[Extracts from a graphics dataset]

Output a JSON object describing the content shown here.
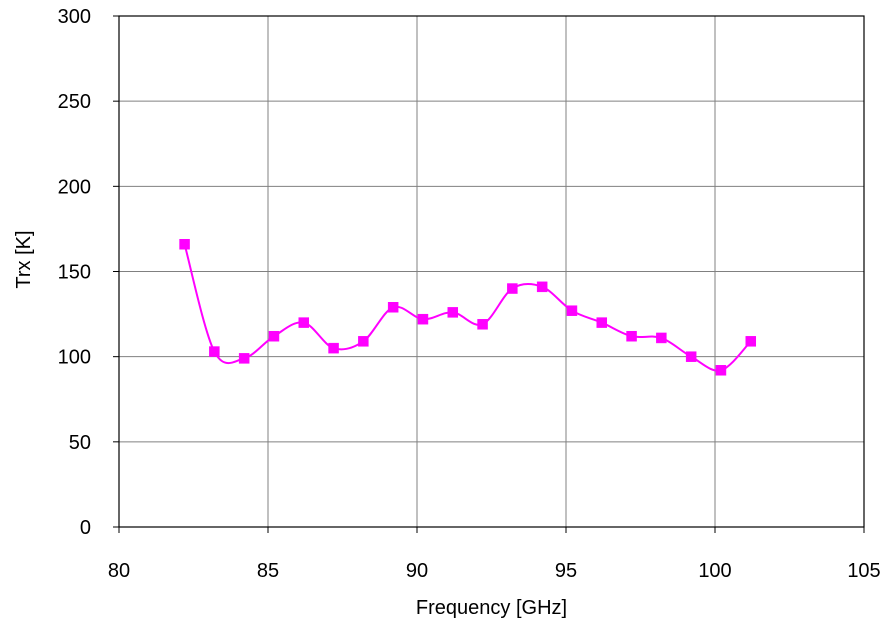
{
  "chart_data": {
    "type": "line",
    "title": "",
    "xlabel": "Frequency [GHz]",
    "ylabel": "Trx [K]",
    "xlim": [
      80,
      105
    ],
    "ylim": [
      0,
      300
    ],
    "xticks": [
      80,
      85,
      90,
      95,
      100,
      105
    ],
    "yticks": [
      0,
      50,
      100,
      150,
      200,
      250,
      300
    ],
    "xtick_labels": [
      "80",
      "85",
      "90",
      "95",
      "100",
      "105"
    ],
    "ytick_labels": [
      "0",
      "50",
      "100",
      "150",
      "200",
      "250",
      "300"
    ],
    "grid": true,
    "legend": "none",
    "smooth": true,
    "series": [
      {
        "color": "#ff00ff",
        "marker": "square",
        "x": [
          82.2,
          83.2,
          84.2,
          85.2,
          86.2,
          87.2,
          88.2,
          89.2,
          90.2,
          91.2,
          92.2,
          93.2,
          94.2,
          95.2,
          96.2,
          97.2,
          98.2,
          99.2,
          100.2,
          101.2
        ],
        "y": [
          166,
          103,
          99,
          112,
          120,
          105,
          109,
          129,
          122,
          126,
          119,
          140,
          141,
          127,
          120,
          112,
          111,
          100,
          92,
          109
        ]
      }
    ]
  }
}
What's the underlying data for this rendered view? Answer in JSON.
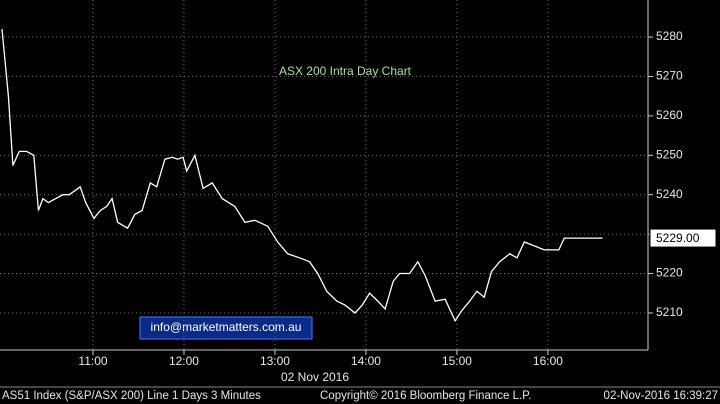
{
  "chart_data": {
    "type": "line",
    "title": "ASX 200 Intra Day Chart",
    "watermark": "info@marketmatters.com.au",
    "xlabel": "02 Nov 2016",
    "footer_left": "AS51 Index (S&P/ASX 200) Line 1 Days 3 Minutes",
    "footer_center": "Copyright© 2016 Bloomberg Finance L.P.",
    "footer_right": "02-Nov-2016 16:39:27",
    "color": "#ffffff",
    "grid": true,
    "x": [
      10.0,
      10.07,
      10.12,
      10.19,
      10.27,
      10.35,
      10.4,
      10.45,
      10.51,
      10.59,
      10.67,
      10.74,
      10.86,
      10.92,
      11.01,
      11.08,
      11.15,
      11.21,
      11.27,
      11.38,
      11.46,
      11.54,
      11.63,
      11.7,
      11.79,
      11.87,
      11.93,
      11.99,
      12.03,
      12.12,
      12.21,
      12.31,
      12.42,
      12.56,
      12.67,
      12.78,
      12.92,
      13.03,
      13.14,
      13.27,
      13.38,
      13.47,
      13.57,
      13.68,
      13.77,
      13.88,
      13.96,
      14.04,
      14.13,
      14.21,
      14.3,
      14.37,
      14.48,
      14.57,
      14.65,
      14.76,
      14.87,
      14.98,
      15.05,
      15.14,
      15.22,
      15.3,
      15.38,
      15.47,
      15.58,
      15.66,
      15.74,
      15.85,
      15.96,
      16.12,
      16.18,
      16.6
    ],
    "values": [
      5282,
      5265,
      5247.4,
      5251,
      5251,
      5250,
      5236,
      5239,
      5238,
      5239,
      5240,
      5240,
      5242,
      5238,
      5234,
      5236,
      5237,
      5239,
      5233,
      5231.5,
      5235,
      5236,
      5243,
      5242,
      5249,
      5249.5,
      5249,
      5249.5,
      5246,
      5250,
      5241.6,
      5243,
      5239,
      5237,
      5233,
      5233.5,
      5232,
      5228,
      5225,
      5224,
      5223,
      5220,
      5215.5,
      5213,
      5212,
      5210,
      5212,
      5215,
      5213,
      5211,
      5218,
      5220,
      5220,
      5223,
      5219.5,
      5213,
      5213.5,
      5208,
      5210.5,
      5213,
      5215.5,
      5214,
      5220.5,
      5223,
      5225,
      5224,
      5228,
      5227,
      5226,
      5226,
      5229,
      5229
    ],
    "last_label": {
      "value": 5229,
      "label": "5229.00"
    },
    "xlim": [
      9.978,
      17.1
    ],
    "ylim": [
      5200.6,
      5289.4
    ],
    "xticks": [
      {
        "value": 11,
        "label": "11:00"
      },
      {
        "value": 12,
        "label": "12:00"
      },
      {
        "value": 13,
        "label": "13:00"
      },
      {
        "value": 14,
        "label": "14:00"
      },
      {
        "value": 15,
        "label": "15:00"
      },
      {
        "value": 16,
        "label": "16:00"
      }
    ],
    "yticks": [
      5210,
      5220,
      5230,
      5240,
      5250,
      5260,
      5270,
      5280
    ]
  }
}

Challenge —
Quote the preceding records in their entirety, excluding every picture.

Answer to this exercise —
Output a JSON object describing the content shown here.
{
  "chart_data": {
    "type": "line",
    "title": "",
    "xlabel": "Frequency [GHz]",
    "ylabel": "Trx [K]",
    "xlim": [
      80,
      105
    ],
    "ylim": [
      0,
      300
    ],
    "xticks": [
      80,
      85,
      90,
      95,
      100,
      105
    ],
    "yticks": [
      0,
      50,
      100,
      150,
      200,
      250,
      300
    ],
    "xtick_labels": [
      "80",
      "85",
      "90",
      "95",
      "100",
      "105"
    ],
    "ytick_labels": [
      "0",
      "50",
      "100",
      "150",
      "200",
      "250",
      "300"
    ],
    "grid": true,
    "legend": "none",
    "smooth": true,
    "series": [
      {
        "color": "#ff00ff",
        "marker": "square",
        "x": [
          82.2,
          83.2,
          84.2,
          85.2,
          86.2,
          87.2,
          88.2,
          89.2,
          90.2,
          91.2,
          92.2,
          93.2,
          94.2,
          95.2,
          96.2,
          97.2,
          98.2,
          99.2,
          100.2,
          101.2
        ],
        "y": [
          166,
          103,
          99,
          112,
          120,
          105,
          109,
          129,
          122,
          126,
          119,
          140,
          141,
          127,
          120,
          112,
          111,
          100,
          92,
          109
        ]
      }
    ]
  }
}
What's the underlying data for this rendered view? Answer in JSON.
{
  "chart_data": {
    "type": "line",
    "title": "ASX 200 Intra Day Chart",
    "watermark": "info@marketmatters.com.au",
    "xlabel": "02 Nov 2016",
    "footer_left": "AS51 Index (S&P/ASX 200) Line 1 Days 3 Minutes",
    "footer_center": "Copyright© 2016 Bloomberg Finance L.P.",
    "footer_right": "02-Nov-2016 16:39:27",
    "color": "#ffffff",
    "grid": true,
    "x": [
      10.0,
      10.07,
      10.12,
      10.19,
      10.27,
      10.35,
      10.4,
      10.45,
      10.51,
      10.59,
      10.67,
      10.74,
      10.86,
      10.92,
      11.01,
      11.08,
      11.15,
      11.21,
      11.27,
      11.38,
      11.46,
      11.54,
      11.63,
      11.7,
      11.79,
      11.87,
      11.93,
      11.99,
      12.03,
      12.12,
      12.21,
      12.31,
      12.42,
      12.56,
      12.67,
      12.78,
      12.92,
      13.03,
      13.14,
      13.27,
      13.38,
      13.47,
      13.57,
      13.68,
      13.77,
      13.88,
      13.96,
      14.04,
      14.13,
      14.21,
      14.3,
      14.37,
      14.48,
      14.57,
      14.65,
      14.76,
      14.87,
      14.98,
      15.05,
      15.14,
      15.22,
      15.3,
      15.38,
      15.47,
      15.58,
      15.66,
      15.74,
      15.85,
      15.96,
      16.12,
      16.18,
      16.6
    ],
    "values": [
      5282,
      5265,
      5247.4,
      5251,
      5251,
      5250,
      5236,
      5239,
      5238,
      5239,
      5240,
      5240,
      5242,
      5238,
      5234,
      5236,
      5237,
      5239,
      5233,
      5231.5,
      5235,
      5236,
      5243,
      5242,
      5249,
      5249.5,
      5249,
      5249.5,
      5246,
      5250,
      5241.6,
      5243,
      5239,
      5237,
      5233,
      5233.5,
      5232,
      5228,
      5225,
      5224,
      5223,
      5220,
      5215.5,
      5213,
      5212,
      5210,
      5212,
      5215,
      5213,
      5211,
      5218,
      5220,
      5220,
      5223,
      5219.5,
      5213,
      5213.5,
      5208,
      5210.5,
      5213,
      5215.5,
      5214,
      5220.5,
      5223,
      5225,
      5224,
      5228,
      5227,
      5226,
      5226,
      5229,
      5229
    ],
    "last_label": {
      "value": 5229,
      "label": "5229.00"
    },
    "xlim": [
      9.978,
      17.1
    ],
    "ylim": [
      5200.6,
      5289.4
    ],
    "xticks": [
      {
        "value": 11,
        "label": "11:00"
      },
      {
        "value": 12,
        "label": "12:00"
      },
      {
        "value": 13,
        "label": "13:00"
      },
      {
        "value": 14,
        "label": "14:00"
      },
      {
        "value": 15,
        "label": "15:00"
      },
      {
        "value": 16,
        "label": "16:00"
      }
    ],
    "yticks": [
      5210,
      5220,
      5230,
      5240,
      5250,
      5260,
      5270,
      5280
    ]
  }
}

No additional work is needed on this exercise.